*WHAT YOU HAVE TO DO*. Without the pictures, print each of the records below exactly as it appears.
-- START RECORDS PROVIDED --
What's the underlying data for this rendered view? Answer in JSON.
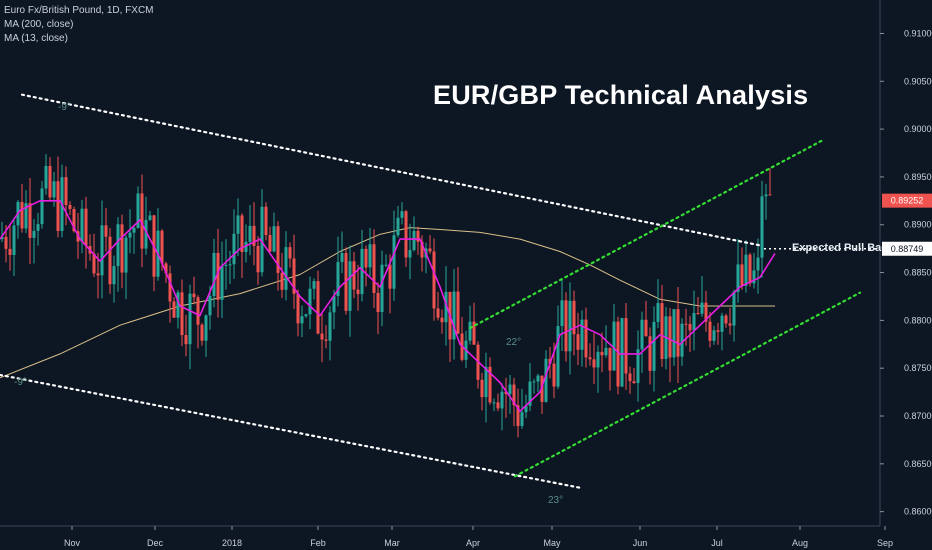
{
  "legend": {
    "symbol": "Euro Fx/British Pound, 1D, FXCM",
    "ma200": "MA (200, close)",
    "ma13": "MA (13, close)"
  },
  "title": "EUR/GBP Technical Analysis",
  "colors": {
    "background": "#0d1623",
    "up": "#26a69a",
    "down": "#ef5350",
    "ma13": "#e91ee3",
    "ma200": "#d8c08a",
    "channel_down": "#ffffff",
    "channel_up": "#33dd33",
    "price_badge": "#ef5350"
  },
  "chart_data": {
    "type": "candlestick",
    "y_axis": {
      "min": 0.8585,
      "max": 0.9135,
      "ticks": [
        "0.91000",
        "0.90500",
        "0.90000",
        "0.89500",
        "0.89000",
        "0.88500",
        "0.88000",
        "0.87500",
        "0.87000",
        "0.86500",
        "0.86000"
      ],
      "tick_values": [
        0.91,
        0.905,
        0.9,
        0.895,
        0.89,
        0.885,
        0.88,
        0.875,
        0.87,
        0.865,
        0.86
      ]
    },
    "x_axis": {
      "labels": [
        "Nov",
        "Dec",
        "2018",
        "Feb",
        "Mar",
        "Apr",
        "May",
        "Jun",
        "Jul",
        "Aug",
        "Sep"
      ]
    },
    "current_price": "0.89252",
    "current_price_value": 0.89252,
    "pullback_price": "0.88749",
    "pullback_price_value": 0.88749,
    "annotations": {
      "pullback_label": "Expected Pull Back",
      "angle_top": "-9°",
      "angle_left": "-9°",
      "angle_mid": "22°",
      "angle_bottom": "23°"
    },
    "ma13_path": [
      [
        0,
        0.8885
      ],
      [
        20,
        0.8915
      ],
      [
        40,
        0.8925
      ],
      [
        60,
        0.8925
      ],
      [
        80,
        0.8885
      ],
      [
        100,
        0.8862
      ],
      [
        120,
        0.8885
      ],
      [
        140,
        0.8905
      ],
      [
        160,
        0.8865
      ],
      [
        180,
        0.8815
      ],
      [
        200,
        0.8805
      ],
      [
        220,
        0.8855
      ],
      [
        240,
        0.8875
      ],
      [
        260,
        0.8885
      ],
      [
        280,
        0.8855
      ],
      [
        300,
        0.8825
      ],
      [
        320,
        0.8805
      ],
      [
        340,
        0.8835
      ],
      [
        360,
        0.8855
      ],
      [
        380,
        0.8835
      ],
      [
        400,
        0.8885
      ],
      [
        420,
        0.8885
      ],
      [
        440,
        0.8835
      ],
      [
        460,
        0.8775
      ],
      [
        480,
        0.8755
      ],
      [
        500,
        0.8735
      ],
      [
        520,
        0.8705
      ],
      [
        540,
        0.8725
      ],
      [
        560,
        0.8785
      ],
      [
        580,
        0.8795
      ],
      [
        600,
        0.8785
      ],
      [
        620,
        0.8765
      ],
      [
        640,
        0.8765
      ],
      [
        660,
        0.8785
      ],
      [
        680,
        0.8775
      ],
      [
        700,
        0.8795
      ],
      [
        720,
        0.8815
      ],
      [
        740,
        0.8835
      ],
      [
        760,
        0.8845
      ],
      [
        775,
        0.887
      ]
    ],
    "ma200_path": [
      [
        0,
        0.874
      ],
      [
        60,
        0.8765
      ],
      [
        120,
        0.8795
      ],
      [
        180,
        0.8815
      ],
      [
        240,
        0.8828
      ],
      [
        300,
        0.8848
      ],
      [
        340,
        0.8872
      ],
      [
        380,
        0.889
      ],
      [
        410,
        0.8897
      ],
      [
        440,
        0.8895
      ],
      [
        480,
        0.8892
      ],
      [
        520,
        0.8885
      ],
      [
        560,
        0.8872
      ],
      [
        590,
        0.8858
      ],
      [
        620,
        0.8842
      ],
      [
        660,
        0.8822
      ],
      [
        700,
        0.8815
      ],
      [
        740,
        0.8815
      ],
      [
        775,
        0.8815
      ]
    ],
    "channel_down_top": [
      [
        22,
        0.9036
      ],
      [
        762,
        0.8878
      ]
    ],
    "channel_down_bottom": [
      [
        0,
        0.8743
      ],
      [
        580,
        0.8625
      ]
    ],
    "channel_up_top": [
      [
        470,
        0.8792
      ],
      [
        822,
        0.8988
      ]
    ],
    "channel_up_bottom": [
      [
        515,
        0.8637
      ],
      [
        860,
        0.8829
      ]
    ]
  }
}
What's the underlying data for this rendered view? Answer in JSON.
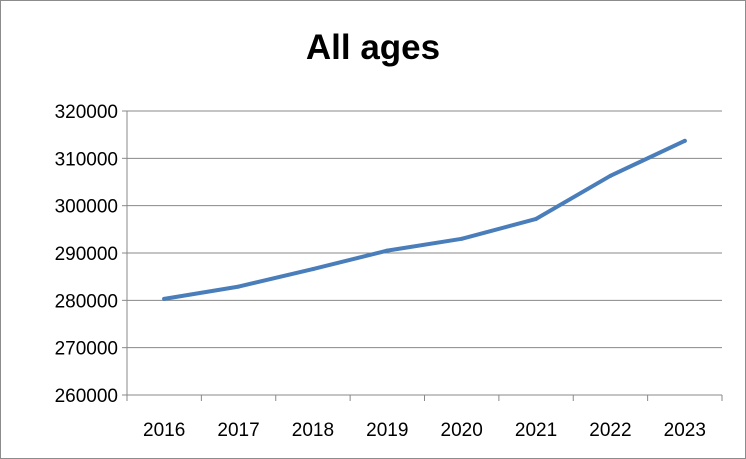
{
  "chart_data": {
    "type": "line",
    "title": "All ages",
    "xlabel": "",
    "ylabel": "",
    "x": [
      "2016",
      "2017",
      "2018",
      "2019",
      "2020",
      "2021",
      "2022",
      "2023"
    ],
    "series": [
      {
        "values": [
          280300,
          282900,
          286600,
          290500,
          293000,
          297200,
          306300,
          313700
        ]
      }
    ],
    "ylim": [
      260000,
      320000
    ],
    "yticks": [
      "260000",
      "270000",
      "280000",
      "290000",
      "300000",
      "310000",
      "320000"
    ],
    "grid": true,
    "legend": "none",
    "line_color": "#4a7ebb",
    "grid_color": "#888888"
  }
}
-- END RECORDS PROVIDED --
*PROBLEM SOLUTION*.
What's the underlying data for this rendered view? Answer in JSON.
{
  "legend": {
    "symbol": "Euro Fx/British Pound, 1D, FXCM",
    "ma200": "MA (200, close)",
    "ma13": "MA (13, close)"
  },
  "title": "EUR/GBP Technical Analysis",
  "colors": {
    "background": "#0d1623",
    "up": "#26a69a",
    "down": "#ef5350",
    "ma13": "#e91ee3",
    "ma200": "#d8c08a",
    "channel_down": "#ffffff",
    "channel_up": "#33dd33",
    "price_badge": "#ef5350"
  },
  "chart_data": {
    "type": "candlestick",
    "y_axis": {
      "min": 0.8585,
      "max": 0.9135,
      "ticks": [
        "0.91000",
        "0.90500",
        "0.90000",
        "0.89500",
        "0.89000",
        "0.88500",
        "0.88000",
        "0.87500",
        "0.87000",
        "0.86500",
        "0.86000"
      ],
      "tick_values": [
        0.91,
        0.905,
        0.9,
        0.895,
        0.89,
        0.885,
        0.88,
        0.875,
        0.87,
        0.865,
        0.86
      ]
    },
    "x_axis": {
      "labels": [
        "Nov",
        "Dec",
        "2018",
        "Feb",
        "Mar",
        "Apr",
        "May",
        "Jun",
        "Jul",
        "Aug",
        "Sep"
      ]
    },
    "current_price": "0.89252",
    "current_price_value": 0.89252,
    "pullback_price": "0.88749",
    "pullback_price_value": 0.88749,
    "annotations": {
      "pullback_label": "Expected Pull Back",
      "angle_top": "-9°",
      "angle_left": "-9°",
      "angle_mid": "22°",
      "angle_bottom": "23°"
    },
    "ma13_path": [
      [
        0,
        0.8885
      ],
      [
        20,
        0.8915
      ],
      [
        40,
        0.8925
      ],
      [
        60,
        0.8925
      ],
      [
        80,
        0.8885
      ],
      [
        100,
        0.8862
      ],
      [
        120,
        0.8885
      ],
      [
        140,
        0.8905
      ],
      [
        160,
        0.8865
      ],
      [
        180,
        0.8815
      ],
      [
        200,
        0.8805
      ],
      [
        220,
        0.8855
      ],
      [
        240,
        0.8875
      ],
      [
        260,
        0.8885
      ],
      [
        280,
        0.8855
      ],
      [
        300,
        0.8825
      ],
      [
        320,
        0.8805
      ],
      [
        340,
        0.8835
      ],
      [
        360,
        0.8855
      ],
      [
        380,
        0.8835
      ],
      [
        400,
        0.8885
      ],
      [
        420,
        0.8885
      ],
      [
        440,
        0.8835
      ],
      [
        460,
        0.8775
      ],
      [
        480,
        0.8755
      ],
      [
        500,
        0.8735
      ],
      [
        520,
        0.8705
      ],
      [
        540,
        0.8725
      ],
      [
        560,
        0.8785
      ],
      [
        580,
        0.8795
      ],
      [
        600,
        0.8785
      ],
      [
        620,
        0.8765
      ],
      [
        640,
        0.8765
      ],
      [
        660,
        0.8785
      ],
      [
        680,
        0.8775
      ],
      [
        700,
        0.8795
      ],
      [
        720,
        0.8815
      ],
      [
        740,
        0.8835
      ],
      [
        760,
        0.8845
      ],
      [
        775,
        0.887
      ]
    ],
    "ma200_path": [
      [
        0,
        0.874
      ],
      [
        60,
        0.8765
      ],
      [
        120,
        0.8795
      ],
      [
        180,
        0.8815
      ],
      [
        240,
        0.8828
      ],
      [
        300,
        0.8848
      ],
      [
        340,
        0.8872
      ],
      [
        380,
        0.889
      ],
      [
        410,
        0.8897
      ],
      [
        440,
        0.8895
      ],
      [
        480,
        0.8892
      ],
      [
        520,
        0.8885
      ],
      [
        560,
        0.8872
      ],
      [
        590,
        0.8858
      ],
      [
        620,
        0.8842
      ],
      [
        660,
        0.8822
      ],
      [
        700,
        0.8815
      ],
      [
        740,
        0.8815
      ],
      [
        775,
        0.8815
      ]
    ],
    "channel_down_top": [
      [
        22,
        0.9036
      ],
      [
        762,
        0.8878
      ]
    ],
    "channel_down_bottom": [
      [
        0,
        0.8743
      ],
      [
        580,
        0.8625
      ]
    ],
    "channel_up_top": [
      [
        470,
        0.8792
      ],
      [
        822,
        0.8988
      ]
    ],
    "channel_up_bottom": [
      [
        515,
        0.8637
      ],
      [
        860,
        0.8829
      ]
    ]
  }
}
What's the underlying data for this rendered view? Answer in JSON.
{
  "chart_data": {
    "type": "line",
    "title": "All ages",
    "xlabel": "",
    "ylabel": "",
    "x": [
      "2016",
      "2017",
      "2018",
      "2019",
      "2020",
      "2021",
      "2022",
      "2023"
    ],
    "series": [
      {
        "values": [
          280300,
          282900,
          286600,
          290500,
          293000,
          297200,
          306300,
          313700
        ]
      }
    ],
    "ylim": [
      260000,
      320000
    ],
    "yticks": [
      "260000",
      "270000",
      "280000",
      "290000",
      "300000",
      "310000",
      "320000"
    ],
    "grid": true,
    "legend": "none",
    "line_color": "#4a7ebb",
    "grid_color": "#888888"
  }
}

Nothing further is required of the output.